▶ [DIRECTIONS] Exactly reproduce each entry, leaving out nothing.

— Start of THE INPUT —

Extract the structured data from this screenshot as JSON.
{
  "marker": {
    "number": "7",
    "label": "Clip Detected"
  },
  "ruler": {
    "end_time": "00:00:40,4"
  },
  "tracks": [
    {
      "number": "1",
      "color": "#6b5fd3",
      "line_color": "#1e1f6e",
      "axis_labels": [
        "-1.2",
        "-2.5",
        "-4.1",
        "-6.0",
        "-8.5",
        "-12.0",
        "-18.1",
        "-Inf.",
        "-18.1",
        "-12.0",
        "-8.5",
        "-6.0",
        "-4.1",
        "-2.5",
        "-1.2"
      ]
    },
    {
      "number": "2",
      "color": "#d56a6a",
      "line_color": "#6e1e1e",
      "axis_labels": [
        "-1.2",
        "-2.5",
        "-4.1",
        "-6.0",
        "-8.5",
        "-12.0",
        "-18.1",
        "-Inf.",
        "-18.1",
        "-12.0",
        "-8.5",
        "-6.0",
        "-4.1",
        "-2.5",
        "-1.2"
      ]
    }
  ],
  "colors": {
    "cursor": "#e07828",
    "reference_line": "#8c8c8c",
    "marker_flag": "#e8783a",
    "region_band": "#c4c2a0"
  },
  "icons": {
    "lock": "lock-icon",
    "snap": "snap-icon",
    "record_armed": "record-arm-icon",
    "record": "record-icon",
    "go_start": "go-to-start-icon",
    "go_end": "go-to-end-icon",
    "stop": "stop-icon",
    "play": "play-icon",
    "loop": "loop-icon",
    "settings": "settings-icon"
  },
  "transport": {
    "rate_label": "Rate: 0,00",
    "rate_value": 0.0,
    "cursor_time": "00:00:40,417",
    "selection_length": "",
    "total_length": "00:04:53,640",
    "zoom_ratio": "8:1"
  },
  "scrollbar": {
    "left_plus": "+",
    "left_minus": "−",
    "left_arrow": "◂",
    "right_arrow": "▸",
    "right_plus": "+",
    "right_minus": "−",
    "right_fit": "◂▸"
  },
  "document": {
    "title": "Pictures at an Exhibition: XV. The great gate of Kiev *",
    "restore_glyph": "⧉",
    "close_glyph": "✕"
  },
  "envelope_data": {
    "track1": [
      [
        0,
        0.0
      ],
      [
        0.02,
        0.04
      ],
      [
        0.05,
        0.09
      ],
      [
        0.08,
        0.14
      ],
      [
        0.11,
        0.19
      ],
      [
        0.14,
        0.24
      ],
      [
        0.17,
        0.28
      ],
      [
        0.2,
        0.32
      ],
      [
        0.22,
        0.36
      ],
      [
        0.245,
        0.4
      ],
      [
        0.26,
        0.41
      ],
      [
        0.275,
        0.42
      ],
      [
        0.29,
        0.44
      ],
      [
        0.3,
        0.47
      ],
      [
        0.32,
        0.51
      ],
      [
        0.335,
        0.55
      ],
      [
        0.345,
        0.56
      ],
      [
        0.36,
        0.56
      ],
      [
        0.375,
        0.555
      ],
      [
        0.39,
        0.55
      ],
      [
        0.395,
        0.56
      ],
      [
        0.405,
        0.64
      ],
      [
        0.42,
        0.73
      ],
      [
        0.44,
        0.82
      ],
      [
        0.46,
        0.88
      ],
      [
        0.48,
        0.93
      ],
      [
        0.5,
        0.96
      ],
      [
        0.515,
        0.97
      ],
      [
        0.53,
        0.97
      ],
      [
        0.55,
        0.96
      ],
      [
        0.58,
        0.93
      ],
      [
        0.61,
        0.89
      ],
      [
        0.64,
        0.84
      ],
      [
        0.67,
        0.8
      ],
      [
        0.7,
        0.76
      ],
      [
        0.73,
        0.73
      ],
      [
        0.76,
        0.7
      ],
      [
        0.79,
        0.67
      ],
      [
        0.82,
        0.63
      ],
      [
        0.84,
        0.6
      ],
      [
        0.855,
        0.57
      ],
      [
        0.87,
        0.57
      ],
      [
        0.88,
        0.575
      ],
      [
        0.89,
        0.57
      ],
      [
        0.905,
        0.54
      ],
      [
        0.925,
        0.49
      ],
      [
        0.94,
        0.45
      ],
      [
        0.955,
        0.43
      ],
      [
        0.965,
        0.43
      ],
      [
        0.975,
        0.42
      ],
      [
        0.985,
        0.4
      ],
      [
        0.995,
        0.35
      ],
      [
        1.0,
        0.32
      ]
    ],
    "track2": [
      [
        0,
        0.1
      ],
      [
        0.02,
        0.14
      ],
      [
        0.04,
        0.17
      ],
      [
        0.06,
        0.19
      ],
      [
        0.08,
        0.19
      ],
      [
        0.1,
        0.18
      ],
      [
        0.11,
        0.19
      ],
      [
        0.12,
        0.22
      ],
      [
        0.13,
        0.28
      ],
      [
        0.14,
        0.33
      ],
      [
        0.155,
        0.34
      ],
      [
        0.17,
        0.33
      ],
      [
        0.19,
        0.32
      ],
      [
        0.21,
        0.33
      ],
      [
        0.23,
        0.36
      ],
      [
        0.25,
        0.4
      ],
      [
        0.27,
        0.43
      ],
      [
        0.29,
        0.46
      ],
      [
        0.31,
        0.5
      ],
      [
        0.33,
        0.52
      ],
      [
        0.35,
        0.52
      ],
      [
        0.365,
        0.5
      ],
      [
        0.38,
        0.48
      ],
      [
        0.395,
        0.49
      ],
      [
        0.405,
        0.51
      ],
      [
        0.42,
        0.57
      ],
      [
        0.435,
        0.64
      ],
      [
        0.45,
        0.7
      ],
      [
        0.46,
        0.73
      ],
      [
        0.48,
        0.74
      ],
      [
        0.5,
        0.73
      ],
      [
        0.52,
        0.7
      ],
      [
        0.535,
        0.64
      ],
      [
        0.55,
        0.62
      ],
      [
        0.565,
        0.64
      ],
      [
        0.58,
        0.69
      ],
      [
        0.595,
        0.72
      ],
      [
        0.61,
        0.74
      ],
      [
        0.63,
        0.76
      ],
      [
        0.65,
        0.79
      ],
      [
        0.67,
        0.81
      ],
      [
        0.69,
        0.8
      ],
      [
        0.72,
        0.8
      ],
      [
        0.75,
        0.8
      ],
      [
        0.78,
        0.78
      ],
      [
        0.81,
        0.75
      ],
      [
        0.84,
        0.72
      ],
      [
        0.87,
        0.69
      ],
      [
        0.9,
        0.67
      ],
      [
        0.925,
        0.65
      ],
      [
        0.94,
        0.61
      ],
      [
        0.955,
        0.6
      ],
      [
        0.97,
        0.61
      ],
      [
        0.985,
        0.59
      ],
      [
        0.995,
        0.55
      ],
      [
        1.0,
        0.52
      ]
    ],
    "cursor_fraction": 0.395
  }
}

— End of THE INPUT —

▶ [CORRECT ANSWER]
Extract the structured data from this screenshot as JSON.
{
  "marker": {
    "number": "7",
    "label": "Clip Detected"
  },
  "ruler": {
    "end_time": "00:00:40,4"
  },
  "tracks": [
    {
      "number": "1",
      "color": "#6b5fd3",
      "line_color": "#1e1f6e",
      "axis_labels": [
        "-1.2",
        "-2.5",
        "-4.1",
        "-6.0",
        "-8.5",
        "-12.0",
        "-18.1",
        "-Inf.",
        "-18.1",
        "-12.0",
        "-8.5",
        "-6.0",
        "-4.1",
        "-2.5",
        "-1.2"
      ]
    },
    {
      "number": "2",
      "color": "#d56a6a",
      "line_color": "#6e1e1e",
      "axis_labels": [
        "-1.2",
        "-2.5",
        "-4.1",
        "-6.0",
        "-8.5",
        "-12.0",
        "-18.1",
        "-Inf.",
        "-18.1",
        "-12.0",
        "-8.5",
        "-6.0",
        "-4.1",
        "-2.5",
        "-1.2"
      ]
    }
  ],
  "colors": {
    "cursor": "#e07828",
    "reference_line": "#8c8c8c",
    "marker_flag": "#e8783a",
    "region_band": "#c4c2a0"
  },
  "icons": {
    "lock": "lock-icon",
    "snap": "snap-icon",
    "record_armed": "record-arm-icon",
    "record": "record-icon",
    "go_start": "go-to-start-icon",
    "go_end": "go-to-end-icon",
    "stop": "stop-icon",
    "play": "play-icon",
    "loop": "loop-icon",
    "settings": "settings-icon"
  },
  "transport": {
    "rate_label": "Rate: 0,00",
    "rate_value": 0.0,
    "cursor_time": "00:00:40,417",
    "selection_length": "",
    "total_length": "00:04:53,640",
    "zoom_ratio": "8:1"
  },
  "scrollbar": {
    "left_plus": "+",
    "left_minus": "−",
    "left_arrow": "◂",
    "right_arrow": "▸",
    "right_plus": "+",
    "right_minus": "−",
    "right_fit": "◂▸"
  },
  "document": {
    "title": "Pictures at an Exhibition: XV. The great gate of Kiev *",
    "restore_glyph": "⧉",
    "close_glyph": "✕"
  },
  "envelope_data": {
    "track1": [
      [
        0,
        0.0
      ],
      [
        0.02,
        0.04
      ],
      [
        0.05,
        0.09
      ],
      [
        0.08,
        0.14
      ],
      [
        0.11,
        0.19
      ],
      [
        0.14,
        0.24
      ],
      [
        0.17,
        0.28
      ],
      [
        0.2,
        0.32
      ],
      [
        0.22,
        0.36
      ],
      [
        0.245,
        0.4
      ],
      [
        0.26,
        0.41
      ],
      [
        0.275,
        0.42
      ],
      [
        0.29,
        0.44
      ],
      [
        0.3,
        0.47
      ],
      [
        0.32,
        0.51
      ],
      [
        0.335,
        0.55
      ],
      [
        0.345,
        0.56
      ],
      [
        0.36,
        0.56
      ],
      [
        0.375,
        0.555
      ],
      [
        0.39,
        0.55
      ],
      [
        0.395,
        0.56
      ],
      [
        0.405,
        0.64
      ],
      [
        0.42,
        0.73
      ],
      [
        0.44,
        0.82
      ],
      [
        0.46,
        0.88
      ],
      [
        0.48,
        0.93
      ],
      [
        0.5,
        0.96
      ],
      [
        0.515,
        0.97
      ],
      [
        0.53,
        0.97
      ],
      [
        0.55,
        0.96
      ],
      [
        0.58,
        0.93
      ],
      [
        0.61,
        0.89
      ],
      [
        0.64,
        0.84
      ],
      [
        0.67,
        0.8
      ],
      [
        0.7,
        0.76
      ],
      [
        0.73,
        0.73
      ],
      [
        0.76,
        0.7
      ],
      [
        0.79,
        0.67
      ],
      [
        0.82,
        0.63
      ],
      [
        0.84,
        0.6
      ],
      [
        0.855,
        0.57
      ],
      [
        0.87,
        0.57
      ],
      [
        0.88,
        0.575
      ],
      [
        0.89,
        0.57
      ],
      [
        0.905,
        0.54
      ],
      [
        0.925,
        0.49
      ],
      [
        0.94,
        0.45
      ],
      [
        0.955,
        0.43
      ],
      [
        0.965,
        0.43
      ],
      [
        0.975,
        0.42
      ],
      [
        0.985,
        0.4
      ],
      [
        0.995,
        0.35
      ],
      [
        1.0,
        0.32
      ]
    ],
    "track2": [
      [
        0,
        0.1
      ],
      [
        0.02,
        0.14
      ],
      [
        0.04,
        0.17
      ],
      [
        0.06,
        0.19
      ],
      [
        0.08,
        0.19
      ],
      [
        0.1,
        0.18
      ],
      [
        0.11,
        0.19
      ],
      [
        0.12,
        0.22
      ],
      [
        0.13,
        0.28
      ],
      [
        0.14,
        0.33
      ],
      [
        0.155,
        0.34
      ],
      [
        0.17,
        0.33
      ],
      [
        0.19,
        0.32
      ],
      [
        0.21,
        0.33
      ],
      [
        0.23,
        0.36
      ],
      [
        0.25,
        0.4
      ],
      [
        0.27,
        0.43
      ],
      [
        0.29,
        0.46
      ],
      [
        0.31,
        0.5
      ],
      [
        0.33,
        0.52
      ],
      [
        0.35,
        0.52
      ],
      [
        0.365,
        0.5
      ],
      [
        0.38,
        0.48
      ],
      [
        0.395,
        0.49
      ],
      [
        0.405,
        0.51
      ],
      [
        0.42,
        0.57
      ],
      [
        0.435,
        0.64
      ],
      [
        0.45,
        0.7
      ],
      [
        0.46,
        0.73
      ],
      [
        0.48,
        0.74
      ],
      [
        0.5,
        0.73
      ],
      [
        0.52,
        0.7
      ],
      [
        0.535,
        0.64
      ],
      [
        0.55,
        0.62
      ],
      [
        0.565,
        0.64
      ],
      [
        0.58,
        0.69
      ],
      [
        0.595,
        0.72
      ],
      [
        0.61,
        0.74
      ],
      [
        0.63,
        0.76
      ],
      [
        0.65,
        0.79
      ],
      [
        0.67,
        0.81
      ],
      [
        0.69,
        0.8
      ],
      [
        0.72,
        0.8
      ],
      [
        0.75,
        0.8
      ],
      [
        0.78,
        0.78
      ],
      [
        0.81,
        0.75
      ],
      [
        0.84,
        0.72
      ],
      [
        0.87,
        0.69
      ],
      [
        0.9,
        0.67
      ],
      [
        0.925,
        0.65
      ],
      [
        0.94,
        0.61
      ],
      [
        0.955,
        0.6
      ],
      [
        0.97,
        0.61
      ],
      [
        0.985,
        0.59
      ],
      [
        0.995,
        0.55
      ],
      [
        1.0,
        0.52
      ]
    ],
    "cursor_fraction": 0.395
  }
}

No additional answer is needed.